■ **EXERCISE DETAILS**:
Find the word "dSTEC" in the records below. List each line containing it.

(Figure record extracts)
----------
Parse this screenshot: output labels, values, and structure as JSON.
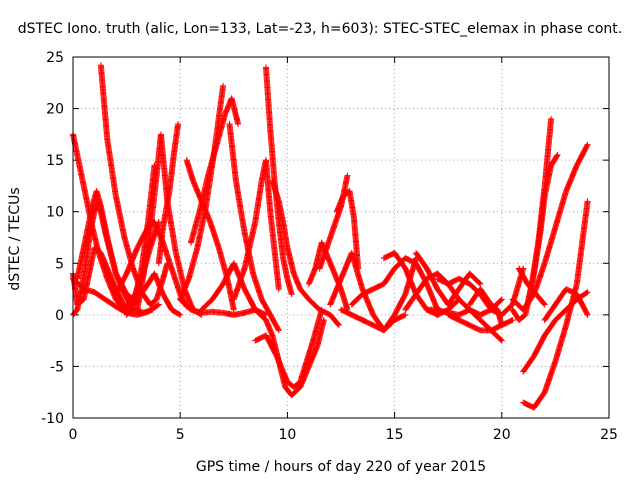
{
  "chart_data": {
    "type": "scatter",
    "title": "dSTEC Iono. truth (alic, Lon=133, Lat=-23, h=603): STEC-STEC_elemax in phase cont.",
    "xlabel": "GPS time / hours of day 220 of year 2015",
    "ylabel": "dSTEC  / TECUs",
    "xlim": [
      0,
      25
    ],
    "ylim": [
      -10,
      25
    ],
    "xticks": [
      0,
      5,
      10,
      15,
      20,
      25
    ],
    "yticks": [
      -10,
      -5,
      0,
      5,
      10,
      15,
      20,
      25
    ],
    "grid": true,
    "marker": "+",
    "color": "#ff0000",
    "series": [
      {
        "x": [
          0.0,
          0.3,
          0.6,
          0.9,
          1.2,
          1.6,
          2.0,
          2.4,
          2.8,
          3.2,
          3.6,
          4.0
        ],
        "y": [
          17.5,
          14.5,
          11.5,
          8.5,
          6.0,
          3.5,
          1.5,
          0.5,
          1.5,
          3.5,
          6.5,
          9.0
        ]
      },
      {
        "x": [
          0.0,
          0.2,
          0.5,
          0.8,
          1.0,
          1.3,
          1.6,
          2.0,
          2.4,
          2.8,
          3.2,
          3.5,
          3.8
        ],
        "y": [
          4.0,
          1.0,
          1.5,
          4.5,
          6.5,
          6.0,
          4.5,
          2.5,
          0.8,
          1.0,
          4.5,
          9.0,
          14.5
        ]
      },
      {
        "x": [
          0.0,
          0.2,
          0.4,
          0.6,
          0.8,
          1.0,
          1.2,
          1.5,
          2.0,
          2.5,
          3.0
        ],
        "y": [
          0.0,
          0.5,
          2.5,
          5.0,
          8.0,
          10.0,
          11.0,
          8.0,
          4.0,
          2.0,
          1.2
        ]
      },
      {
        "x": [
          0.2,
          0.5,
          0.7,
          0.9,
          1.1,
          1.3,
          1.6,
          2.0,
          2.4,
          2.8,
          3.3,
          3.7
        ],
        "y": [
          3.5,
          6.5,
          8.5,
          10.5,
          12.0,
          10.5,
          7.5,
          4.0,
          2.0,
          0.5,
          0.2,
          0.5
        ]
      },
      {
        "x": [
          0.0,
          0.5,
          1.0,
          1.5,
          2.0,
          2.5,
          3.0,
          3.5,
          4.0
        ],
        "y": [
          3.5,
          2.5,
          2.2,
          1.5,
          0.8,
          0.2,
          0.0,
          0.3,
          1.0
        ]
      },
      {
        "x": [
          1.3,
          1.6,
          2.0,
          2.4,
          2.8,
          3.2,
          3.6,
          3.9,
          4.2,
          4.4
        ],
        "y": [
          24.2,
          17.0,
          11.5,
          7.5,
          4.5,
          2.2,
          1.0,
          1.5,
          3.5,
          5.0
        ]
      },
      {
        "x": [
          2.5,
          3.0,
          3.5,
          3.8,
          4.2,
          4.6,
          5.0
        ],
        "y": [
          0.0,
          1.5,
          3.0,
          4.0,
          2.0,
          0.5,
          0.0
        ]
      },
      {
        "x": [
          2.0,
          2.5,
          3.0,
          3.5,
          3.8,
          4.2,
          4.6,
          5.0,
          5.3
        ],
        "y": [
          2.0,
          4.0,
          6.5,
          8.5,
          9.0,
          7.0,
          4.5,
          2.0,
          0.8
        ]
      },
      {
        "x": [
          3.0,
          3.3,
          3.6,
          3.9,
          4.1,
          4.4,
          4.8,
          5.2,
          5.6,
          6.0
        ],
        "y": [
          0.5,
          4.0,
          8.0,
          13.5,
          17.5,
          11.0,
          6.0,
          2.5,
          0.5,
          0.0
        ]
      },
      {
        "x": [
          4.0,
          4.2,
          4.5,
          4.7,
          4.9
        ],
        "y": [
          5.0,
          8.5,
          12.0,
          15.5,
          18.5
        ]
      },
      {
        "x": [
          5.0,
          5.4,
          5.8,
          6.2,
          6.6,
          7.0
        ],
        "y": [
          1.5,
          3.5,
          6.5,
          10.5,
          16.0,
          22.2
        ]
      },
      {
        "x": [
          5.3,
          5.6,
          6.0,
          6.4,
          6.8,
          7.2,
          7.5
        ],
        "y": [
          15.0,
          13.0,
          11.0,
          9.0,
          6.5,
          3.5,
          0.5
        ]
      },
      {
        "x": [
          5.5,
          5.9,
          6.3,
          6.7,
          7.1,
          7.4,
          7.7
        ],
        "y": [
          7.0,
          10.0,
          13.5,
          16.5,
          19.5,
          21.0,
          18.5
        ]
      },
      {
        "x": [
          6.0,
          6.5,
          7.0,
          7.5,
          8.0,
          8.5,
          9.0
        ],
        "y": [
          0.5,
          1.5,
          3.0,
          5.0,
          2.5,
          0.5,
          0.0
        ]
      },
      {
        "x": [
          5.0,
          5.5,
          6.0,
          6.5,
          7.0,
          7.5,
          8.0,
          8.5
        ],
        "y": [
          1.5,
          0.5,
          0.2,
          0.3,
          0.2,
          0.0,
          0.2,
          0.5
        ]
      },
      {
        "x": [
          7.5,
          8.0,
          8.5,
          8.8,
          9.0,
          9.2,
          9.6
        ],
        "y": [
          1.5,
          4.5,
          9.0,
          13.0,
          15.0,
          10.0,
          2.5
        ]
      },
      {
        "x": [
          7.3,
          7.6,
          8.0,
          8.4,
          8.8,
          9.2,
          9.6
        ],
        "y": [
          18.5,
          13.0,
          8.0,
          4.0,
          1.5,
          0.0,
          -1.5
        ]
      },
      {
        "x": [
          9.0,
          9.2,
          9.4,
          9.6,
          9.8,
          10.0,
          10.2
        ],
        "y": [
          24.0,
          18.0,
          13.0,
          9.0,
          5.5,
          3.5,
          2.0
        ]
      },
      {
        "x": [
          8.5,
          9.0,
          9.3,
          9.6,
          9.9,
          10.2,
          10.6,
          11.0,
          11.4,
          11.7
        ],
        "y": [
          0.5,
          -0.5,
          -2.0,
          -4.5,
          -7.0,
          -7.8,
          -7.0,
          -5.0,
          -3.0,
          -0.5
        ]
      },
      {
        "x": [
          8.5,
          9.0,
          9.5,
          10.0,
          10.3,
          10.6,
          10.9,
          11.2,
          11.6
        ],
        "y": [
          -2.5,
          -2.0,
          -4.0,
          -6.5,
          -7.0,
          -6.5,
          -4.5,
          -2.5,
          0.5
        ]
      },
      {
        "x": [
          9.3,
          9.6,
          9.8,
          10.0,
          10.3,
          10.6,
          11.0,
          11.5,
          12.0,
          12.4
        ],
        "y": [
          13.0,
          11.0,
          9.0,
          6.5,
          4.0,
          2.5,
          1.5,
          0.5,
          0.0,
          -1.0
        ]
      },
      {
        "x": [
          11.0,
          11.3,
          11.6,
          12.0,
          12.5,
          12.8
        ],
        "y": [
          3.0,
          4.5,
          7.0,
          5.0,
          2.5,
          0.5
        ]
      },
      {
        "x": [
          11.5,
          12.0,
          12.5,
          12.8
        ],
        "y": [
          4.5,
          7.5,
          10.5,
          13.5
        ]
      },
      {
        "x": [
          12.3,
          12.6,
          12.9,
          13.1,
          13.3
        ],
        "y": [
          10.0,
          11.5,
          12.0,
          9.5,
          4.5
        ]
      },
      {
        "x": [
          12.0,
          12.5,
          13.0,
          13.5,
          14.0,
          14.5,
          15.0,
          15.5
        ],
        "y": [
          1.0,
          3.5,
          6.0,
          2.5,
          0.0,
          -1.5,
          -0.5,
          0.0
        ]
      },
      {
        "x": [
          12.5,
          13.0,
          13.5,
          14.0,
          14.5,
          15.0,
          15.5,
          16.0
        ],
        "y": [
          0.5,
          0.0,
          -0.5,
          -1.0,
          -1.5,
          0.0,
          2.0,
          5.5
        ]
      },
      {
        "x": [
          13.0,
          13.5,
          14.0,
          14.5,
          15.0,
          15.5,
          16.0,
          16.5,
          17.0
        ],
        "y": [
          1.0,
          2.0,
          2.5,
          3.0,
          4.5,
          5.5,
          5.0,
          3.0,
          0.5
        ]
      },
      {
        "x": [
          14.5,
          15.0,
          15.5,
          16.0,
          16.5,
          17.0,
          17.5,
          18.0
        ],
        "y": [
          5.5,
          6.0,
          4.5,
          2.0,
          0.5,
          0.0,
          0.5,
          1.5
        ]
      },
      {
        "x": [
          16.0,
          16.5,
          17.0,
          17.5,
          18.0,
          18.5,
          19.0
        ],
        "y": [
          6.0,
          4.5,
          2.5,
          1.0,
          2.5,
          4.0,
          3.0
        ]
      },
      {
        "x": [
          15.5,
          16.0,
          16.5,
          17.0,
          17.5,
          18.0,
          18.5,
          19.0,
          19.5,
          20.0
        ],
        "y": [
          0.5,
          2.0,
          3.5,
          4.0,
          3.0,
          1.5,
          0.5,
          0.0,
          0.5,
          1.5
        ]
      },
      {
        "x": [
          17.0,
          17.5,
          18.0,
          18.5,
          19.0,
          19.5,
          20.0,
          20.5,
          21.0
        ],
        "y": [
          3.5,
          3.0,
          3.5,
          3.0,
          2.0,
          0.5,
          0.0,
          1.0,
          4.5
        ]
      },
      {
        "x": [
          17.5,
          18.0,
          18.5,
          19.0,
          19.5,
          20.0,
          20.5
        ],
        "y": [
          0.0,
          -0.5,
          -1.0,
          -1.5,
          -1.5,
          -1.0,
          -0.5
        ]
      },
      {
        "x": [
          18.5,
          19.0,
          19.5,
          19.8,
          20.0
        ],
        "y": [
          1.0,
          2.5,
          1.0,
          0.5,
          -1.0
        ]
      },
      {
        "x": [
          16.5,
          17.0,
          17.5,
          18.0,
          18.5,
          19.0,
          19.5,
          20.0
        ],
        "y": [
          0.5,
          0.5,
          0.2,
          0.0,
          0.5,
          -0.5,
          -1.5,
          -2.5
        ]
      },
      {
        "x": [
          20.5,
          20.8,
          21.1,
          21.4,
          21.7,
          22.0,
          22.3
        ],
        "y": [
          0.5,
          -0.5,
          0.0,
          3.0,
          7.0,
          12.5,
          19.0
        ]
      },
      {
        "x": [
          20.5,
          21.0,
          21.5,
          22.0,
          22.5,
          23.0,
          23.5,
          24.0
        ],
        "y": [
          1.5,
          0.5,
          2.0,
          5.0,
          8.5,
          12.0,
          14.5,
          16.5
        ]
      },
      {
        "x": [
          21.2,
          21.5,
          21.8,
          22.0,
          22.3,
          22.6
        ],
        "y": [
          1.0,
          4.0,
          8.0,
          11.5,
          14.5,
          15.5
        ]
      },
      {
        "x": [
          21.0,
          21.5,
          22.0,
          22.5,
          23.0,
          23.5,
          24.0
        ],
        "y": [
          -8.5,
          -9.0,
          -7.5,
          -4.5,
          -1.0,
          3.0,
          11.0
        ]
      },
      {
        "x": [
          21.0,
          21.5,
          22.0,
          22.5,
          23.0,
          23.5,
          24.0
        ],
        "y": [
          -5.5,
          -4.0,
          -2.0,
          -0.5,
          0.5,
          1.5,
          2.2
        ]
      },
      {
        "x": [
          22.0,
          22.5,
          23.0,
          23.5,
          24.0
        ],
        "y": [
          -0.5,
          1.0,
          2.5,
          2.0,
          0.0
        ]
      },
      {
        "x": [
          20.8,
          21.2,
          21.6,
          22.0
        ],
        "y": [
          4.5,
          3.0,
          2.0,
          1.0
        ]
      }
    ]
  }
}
----------
■ **RESULT OF THIS TASK**:
    "title": "dSTEC Iono. truth (alic, Lon=133, Lat=-23, h=603): STEC-STEC_elemax in phase cont.",
    "ylabel": "dSTEC  / TECUs",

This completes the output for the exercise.